*WHAT YOU HAVE TO DO*. Reproduce every line of the records below word for word, leaving out the picture placeholders.

Layout coordinate data:
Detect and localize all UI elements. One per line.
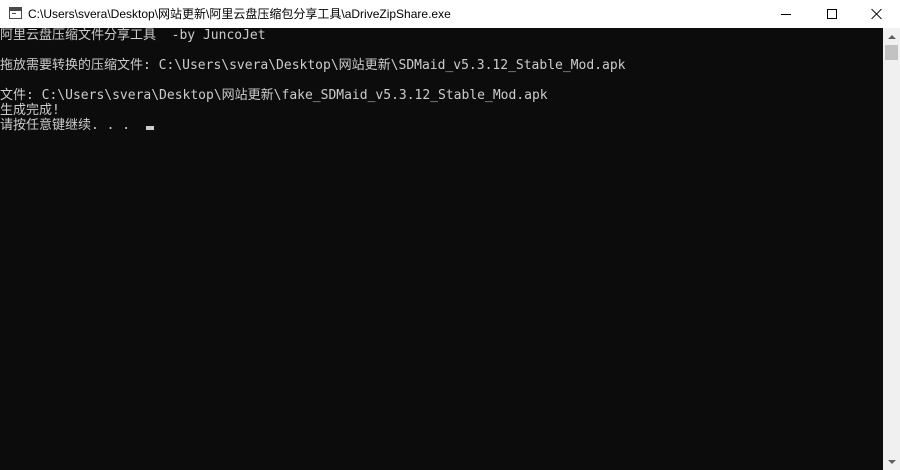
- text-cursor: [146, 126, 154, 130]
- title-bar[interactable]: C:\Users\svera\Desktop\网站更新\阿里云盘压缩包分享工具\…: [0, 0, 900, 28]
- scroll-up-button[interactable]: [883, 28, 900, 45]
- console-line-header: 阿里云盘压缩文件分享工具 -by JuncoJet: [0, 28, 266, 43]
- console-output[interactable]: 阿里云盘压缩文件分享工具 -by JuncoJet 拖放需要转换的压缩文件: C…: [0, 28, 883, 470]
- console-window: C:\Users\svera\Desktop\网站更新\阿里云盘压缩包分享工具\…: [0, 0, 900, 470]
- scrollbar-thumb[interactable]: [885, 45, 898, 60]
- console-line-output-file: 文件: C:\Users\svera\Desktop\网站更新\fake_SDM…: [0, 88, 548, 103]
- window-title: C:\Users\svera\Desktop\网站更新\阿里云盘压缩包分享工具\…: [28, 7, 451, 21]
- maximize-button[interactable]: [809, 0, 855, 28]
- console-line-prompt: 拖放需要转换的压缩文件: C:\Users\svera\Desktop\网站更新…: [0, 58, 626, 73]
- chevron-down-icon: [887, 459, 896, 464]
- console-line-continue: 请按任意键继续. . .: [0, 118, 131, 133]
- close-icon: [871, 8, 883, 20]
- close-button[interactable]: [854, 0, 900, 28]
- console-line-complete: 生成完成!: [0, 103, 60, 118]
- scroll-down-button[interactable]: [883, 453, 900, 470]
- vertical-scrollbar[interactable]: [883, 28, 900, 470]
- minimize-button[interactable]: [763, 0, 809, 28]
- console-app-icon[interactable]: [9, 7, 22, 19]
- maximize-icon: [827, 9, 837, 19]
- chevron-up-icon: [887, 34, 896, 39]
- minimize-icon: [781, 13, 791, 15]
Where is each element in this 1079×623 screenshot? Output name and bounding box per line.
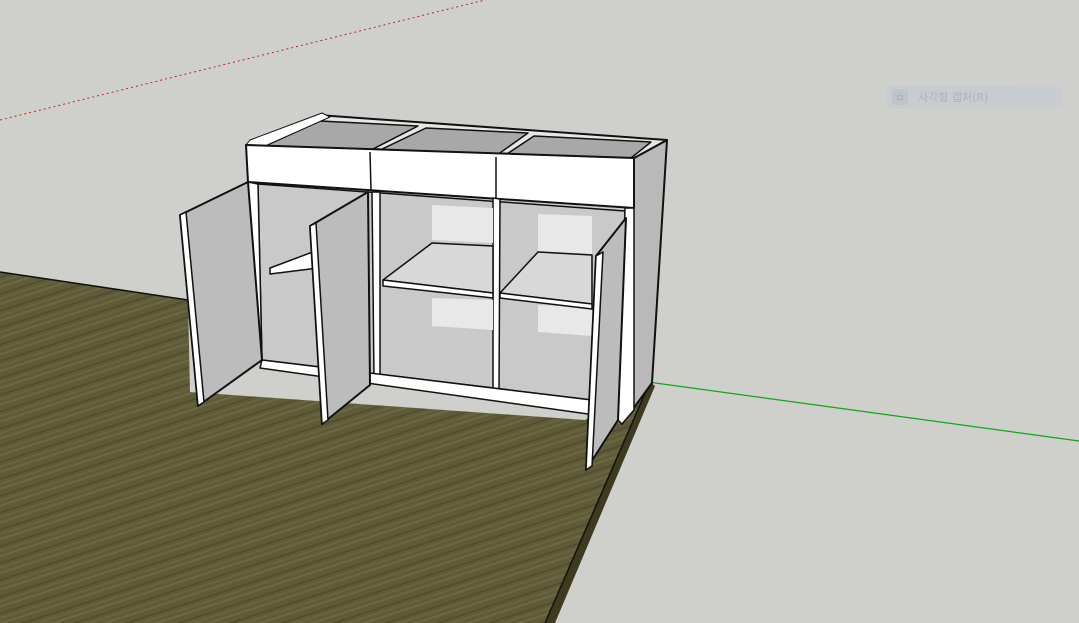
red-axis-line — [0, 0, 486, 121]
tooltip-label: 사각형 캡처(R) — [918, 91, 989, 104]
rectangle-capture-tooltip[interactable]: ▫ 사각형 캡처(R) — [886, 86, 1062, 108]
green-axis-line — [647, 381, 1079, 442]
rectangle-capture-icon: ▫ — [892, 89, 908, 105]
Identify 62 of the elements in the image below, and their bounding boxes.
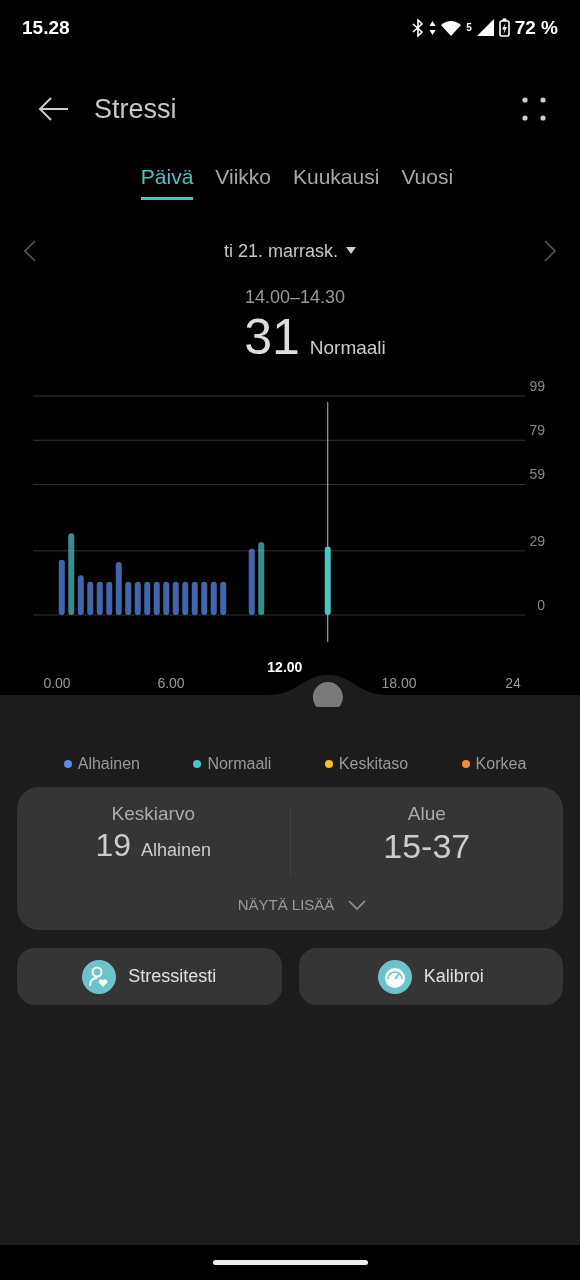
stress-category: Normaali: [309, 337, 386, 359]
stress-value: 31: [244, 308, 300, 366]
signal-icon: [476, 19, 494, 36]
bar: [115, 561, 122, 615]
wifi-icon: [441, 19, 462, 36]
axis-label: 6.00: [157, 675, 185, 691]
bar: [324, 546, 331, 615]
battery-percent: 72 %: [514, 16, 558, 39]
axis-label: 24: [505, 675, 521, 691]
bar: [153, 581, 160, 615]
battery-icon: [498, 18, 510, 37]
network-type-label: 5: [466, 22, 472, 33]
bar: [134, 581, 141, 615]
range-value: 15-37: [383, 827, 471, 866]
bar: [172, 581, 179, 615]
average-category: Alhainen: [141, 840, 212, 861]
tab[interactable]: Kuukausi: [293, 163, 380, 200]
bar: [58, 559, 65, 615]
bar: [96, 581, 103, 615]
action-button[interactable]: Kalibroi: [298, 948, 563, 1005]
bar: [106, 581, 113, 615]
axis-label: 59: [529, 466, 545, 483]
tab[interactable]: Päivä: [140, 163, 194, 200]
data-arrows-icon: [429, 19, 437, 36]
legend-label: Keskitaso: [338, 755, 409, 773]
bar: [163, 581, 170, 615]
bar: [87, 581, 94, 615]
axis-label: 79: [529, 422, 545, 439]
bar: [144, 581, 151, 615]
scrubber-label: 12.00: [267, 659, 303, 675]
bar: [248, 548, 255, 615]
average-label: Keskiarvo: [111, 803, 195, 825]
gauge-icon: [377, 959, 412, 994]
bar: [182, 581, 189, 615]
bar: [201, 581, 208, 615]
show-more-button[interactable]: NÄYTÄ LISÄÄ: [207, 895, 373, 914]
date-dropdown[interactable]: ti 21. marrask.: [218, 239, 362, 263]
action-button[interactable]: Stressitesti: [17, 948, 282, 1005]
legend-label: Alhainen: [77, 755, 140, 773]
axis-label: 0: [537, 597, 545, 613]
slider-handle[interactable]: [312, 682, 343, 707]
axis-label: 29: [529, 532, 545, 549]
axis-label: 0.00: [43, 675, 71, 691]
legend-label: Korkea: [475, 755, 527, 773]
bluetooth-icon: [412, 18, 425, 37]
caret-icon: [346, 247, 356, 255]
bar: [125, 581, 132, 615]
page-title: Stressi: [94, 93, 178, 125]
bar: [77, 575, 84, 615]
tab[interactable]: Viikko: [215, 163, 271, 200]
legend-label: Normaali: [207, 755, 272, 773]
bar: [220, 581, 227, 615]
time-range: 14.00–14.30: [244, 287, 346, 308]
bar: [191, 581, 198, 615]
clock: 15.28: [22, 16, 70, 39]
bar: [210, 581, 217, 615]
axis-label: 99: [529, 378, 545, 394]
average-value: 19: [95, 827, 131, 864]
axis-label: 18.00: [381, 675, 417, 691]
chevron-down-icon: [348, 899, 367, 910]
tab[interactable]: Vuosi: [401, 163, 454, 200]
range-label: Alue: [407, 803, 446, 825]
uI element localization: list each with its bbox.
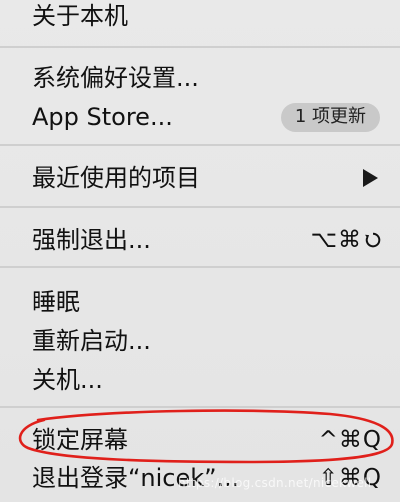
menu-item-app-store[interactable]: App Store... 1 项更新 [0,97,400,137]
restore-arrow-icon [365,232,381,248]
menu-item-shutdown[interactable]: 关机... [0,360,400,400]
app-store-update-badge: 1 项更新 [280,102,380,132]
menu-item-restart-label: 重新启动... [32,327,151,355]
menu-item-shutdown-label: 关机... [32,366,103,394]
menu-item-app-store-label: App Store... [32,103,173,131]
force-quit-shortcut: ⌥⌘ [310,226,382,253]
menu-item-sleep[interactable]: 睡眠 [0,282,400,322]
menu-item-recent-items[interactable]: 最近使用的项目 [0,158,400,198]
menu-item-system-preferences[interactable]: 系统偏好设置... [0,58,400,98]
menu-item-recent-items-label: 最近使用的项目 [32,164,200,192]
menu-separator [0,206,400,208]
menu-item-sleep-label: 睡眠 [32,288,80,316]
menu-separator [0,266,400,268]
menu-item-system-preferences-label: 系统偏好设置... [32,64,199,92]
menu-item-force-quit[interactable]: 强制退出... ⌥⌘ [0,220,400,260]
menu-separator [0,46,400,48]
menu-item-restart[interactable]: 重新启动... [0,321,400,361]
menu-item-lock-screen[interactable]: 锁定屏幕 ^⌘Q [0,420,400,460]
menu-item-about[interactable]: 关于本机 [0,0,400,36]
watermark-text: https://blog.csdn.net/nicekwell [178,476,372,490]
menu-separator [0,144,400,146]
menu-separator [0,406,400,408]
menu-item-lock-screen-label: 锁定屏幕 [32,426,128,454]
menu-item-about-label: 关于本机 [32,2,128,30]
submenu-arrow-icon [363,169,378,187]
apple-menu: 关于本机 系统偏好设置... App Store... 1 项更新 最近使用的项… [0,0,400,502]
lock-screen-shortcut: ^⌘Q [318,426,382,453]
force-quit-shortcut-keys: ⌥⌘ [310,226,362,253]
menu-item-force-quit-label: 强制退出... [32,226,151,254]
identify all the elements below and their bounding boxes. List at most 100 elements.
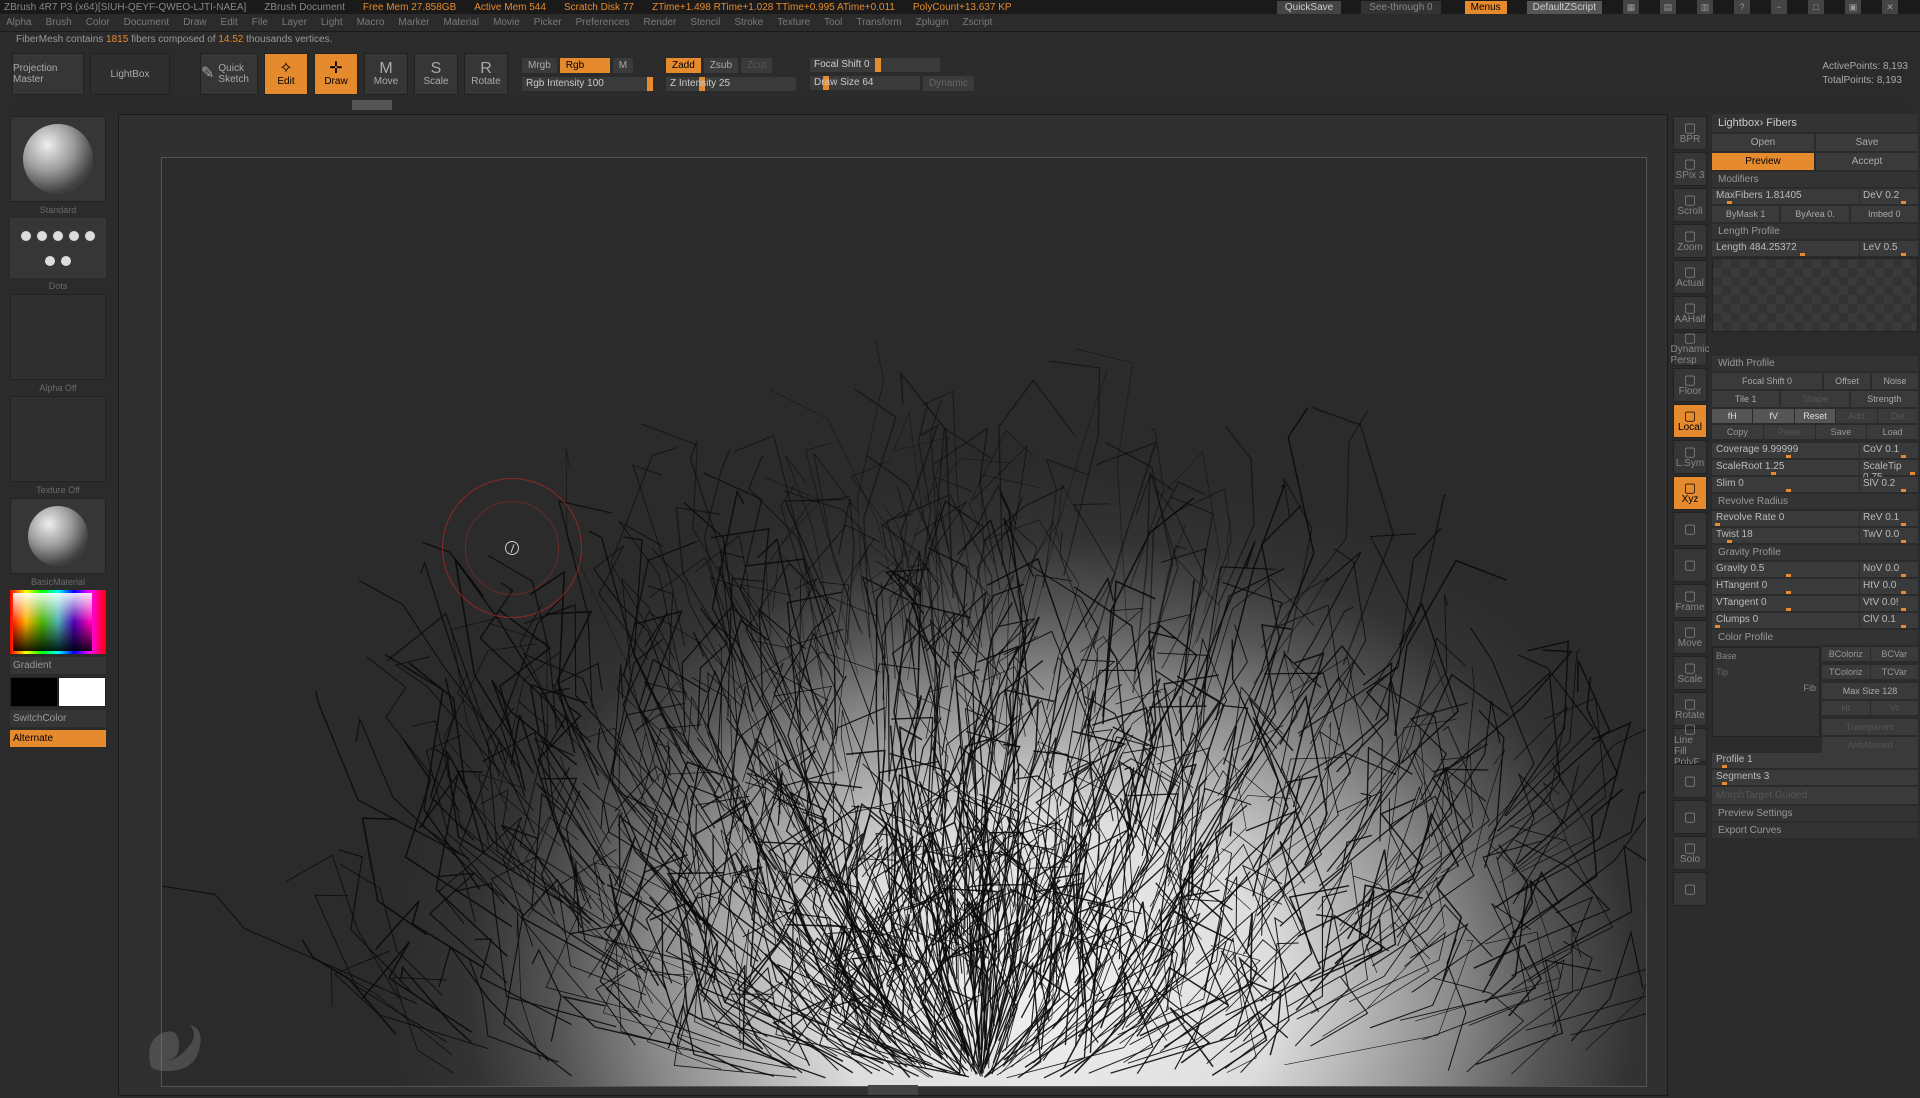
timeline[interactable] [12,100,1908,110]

*FINAL RESULT*.
Detect and localize all UI elements. One per line.
- text-cursor: [146, 126, 154, 130]
- title-bar[interactable]: C:\Users\svera\Desktop\网站更新\阿里云盘压缩包分享工具\…: [0, 0, 900, 28]
- scroll-up-button[interactable]: [883, 28, 900, 45]
- console-line-header: 阿里云盘压缩文件分享工具 -by JuncoJet: [0, 28, 266, 43]
- console-output[interactable]: 阿里云盘压缩文件分享工具 -by JuncoJet 拖放需要转换的压缩文件: C…: [0, 28, 883, 470]
- console-window: C:\Users\svera\Desktop\网站更新\阿里云盘压缩包分享工具\…: [0, 0, 900, 470]
- scrollbar-thumb[interactable]: [885, 45, 898, 60]
- console-line-output-file: 文件: C:\Users\svera\Desktop\网站更新\fake_SDM…: [0, 88, 548, 103]
- window-title: C:\Users\svera\Desktop\网站更新\阿里云盘压缩包分享工具\…: [28, 7, 451, 21]
- maximize-button[interactable]: [809, 0, 855, 28]
- console-line-prompt: 拖放需要转换的压缩文件: C:\Users\svera\Desktop\网站更新…: [0, 58, 626, 73]
- chevron-down-icon: [887, 459, 896, 464]
- console-line-continue: 请按任意键继续. . .: [0, 118, 131, 133]
- close-icon: [871, 8, 883, 20]
- close-button[interactable]: [854, 0, 900, 28]
- console-line-complete: 生成完成!: [0, 103, 60, 118]
- scroll-down-button[interactable]: [883, 453, 900, 470]
- vertical-scrollbar[interactable]: [883, 28, 900, 470]
- minimize-button[interactable]: [763, 0, 809, 28]
- console-app-icon[interactable]: [9, 7, 22, 19]
- maximize-icon: [827, 9, 837, 19]
- chevron-up-icon: [887, 34, 896, 39]
- minimize-icon: [781, 13, 791, 15]
Where is each element in this 1079×623 screenshot? Output name and bounding box per line.
red-axis-line — [0, 0, 486, 121]
tooltip-label: 사각형 캡처(R) — [918, 91, 989, 104]
rectangle-capture-tooltip[interactable]: ▫ 사각형 캡처(R) — [886, 86, 1062, 108]
green-axis-line — [647, 381, 1079, 442]
rectangle-capture-icon: ▫ — [892, 89, 908, 105]
Identify 62 of the elements in the image below, and their bounding boxes.
stress-category: Normaali: [309, 337, 386, 359]
stress-value: 31: [244, 308, 300, 366]
signal-icon: [476, 19, 494, 36]
bar: [115, 561, 122, 615]
wifi-icon: [441, 19, 462, 36]
axis-label: 6.00: [157, 675, 185, 691]
bar: [324, 546, 331, 615]
battery-percent: 72 %: [514, 16, 558, 39]
axis-label: 24: [505, 675, 521, 691]
bar: [153, 581, 160, 615]
battery-icon: [498, 18, 510, 37]
network-type-label: 5: [466, 22, 472, 33]
bar: [134, 581, 141, 615]
range-value: 15-37: [383, 827, 471, 866]
bar: [172, 581, 179, 615]
average-category: Alhainen: [141, 840, 212, 861]
tab[interactable]: Kuukausi: [293, 163, 380, 200]
bar: [58, 559, 65, 615]
bar: [96, 581, 103, 615]
action-button[interactable]: Kalibroi: [298, 948, 563, 1005]
bar: [106, 581, 113, 615]
axis-label: 59: [529, 466, 545, 483]
tab[interactable]: Päivä: [140, 163, 194, 200]
data-arrows-icon: [429, 19, 437, 36]
legend-label: Keskitaso: [338, 755, 409, 773]
bar: [163, 581, 170, 615]
bar: [87, 581, 94, 615]
axis-label: 79: [529, 422, 545, 439]
bar: [144, 581, 151, 615]
scrubber-label: 12.00: [267, 659, 303, 675]
bar: [248, 548, 255, 615]
average-label: Keskiarvo: [111, 803, 195, 825]
gauge-icon: [377, 959, 412, 994]
bar: [182, 581, 189, 615]
bar: [201, 581, 208, 615]
show-more-button[interactable]: NÄYTÄ LISÄÄ: [207, 895, 373, 914]
date-dropdown[interactable]: ti 21. marrask.: [218, 239, 362, 263]
action-button[interactable]: Stressitesti: [17, 948, 282, 1005]
legend-label: Alhainen: [77, 755, 140, 773]
axis-label: 0: [537, 597, 545, 613]
slider-handle[interactable]: [312, 682, 343, 707]
axis-label: 29: [529, 532, 545, 549]
axis-label: 0.00: [43, 675, 71, 691]
legend-label: Korkea: [475, 755, 527, 773]
bluetooth-icon: [412, 18, 425, 37]
caret-icon: [346, 247, 356, 255]
bar: [125, 581, 132, 615]
page-title: Stressi: [94, 93, 178, 125]
bar: [77, 575, 84, 615]
tab[interactable]: Viikko: [215, 163, 271, 200]
legend-label: Normaali: [207, 755, 272, 773]
bar: [220, 581, 227, 615]
time-range: 14.00–14.30: [244, 287, 346, 308]
bar: [191, 581, 198, 615]
clock: 15.28: [22, 16, 70, 39]
bar: [210, 581, 217, 615]
axis-label: 99: [529, 378, 545, 394]
average-value: 19: [95, 827, 131, 864]
axis-label: 18.00: [381, 675, 417, 691]
chevron-down-icon: [348, 899, 367, 910]
tab[interactable]: Vuosi: [401, 163, 454, 200]
range-label: Alue: [407, 803, 446, 825]
uI element localization: list each with its bbox.
menu-item-app-store[interactable]: App Store... 1 项更新 [0,97,400,137]
restore-arrow-icon [365,232,381,248]
menu-item-shutdown[interactable]: 关机... [0,360,400,400]
app-store-update-badge: 1 项更新 [280,102,380,132]
menu-item-restart-label: 重新启动... [32,327,151,355]
menu-item-shutdown-label: 关机... [32,366,103,394]
menu-item-app-store-label: App Store... [32,103,173,131]
force-quit-shortcut: ⌥⌘ [310,226,382,253]
menu-item-sleep[interactable]: 睡眠 [0,282,400,322]
menu-item-recent-items[interactable]: 最近使用的项目 [0,158,400,198]
menu-item-system-preferences[interactable]: 系统偏好设置... [0,58,400,98]
menu-item-recent-items-label: 最近使用的项目 [32,164,200,192]
menu-separator [0,206,400,208]
menu-item-sleep-label: 睡眠 [32,288,80,316]
menu-separator [0,266,400,268]
menu-item-system-preferences-label: 系统偏好设置... [32,64,199,92]
menu-item-force-quit[interactable]: 强制退出... ⌥⌘ [0,220,400,260]
menu-separator [0,46,400,48]
menu-item-restart[interactable]: 重新启动... [0,321,400,361]
menu-item-lock-screen[interactable]: 锁定屏幕 ^⌘Q [0,420,400,460]
menu-item-about[interactable]: 关于本机 [0,0,400,36]
watermark-text: https://blog.csdn.net/nicekwell [178,476,372,490]
menu-separator [0,144,400,146]
menu-separator [0,406,400,408]
menu-item-lock-screen-label: 锁定屏幕 [32,426,128,454]
menu-item-about-label: 关于本机 [32,2,128,30]
submenu-arrow-icon [363,169,378,187]
apple-menu: 关于本机 系统偏好设置... App Store... 1 项更新 最近使用的项… [0,0,400,502]
lock-screen-shortcut: ^⌘Q [318,426,382,453]
force-quit-shortcut-keys: ⌥⌘ [310,226,362,253]
menu-item-force-quit-label: 强制退出... [32,226,151,254]
identify all the elements below and their bounding boxes. List at most 100 elements.
timeline[interactable] [12,100,1908,110]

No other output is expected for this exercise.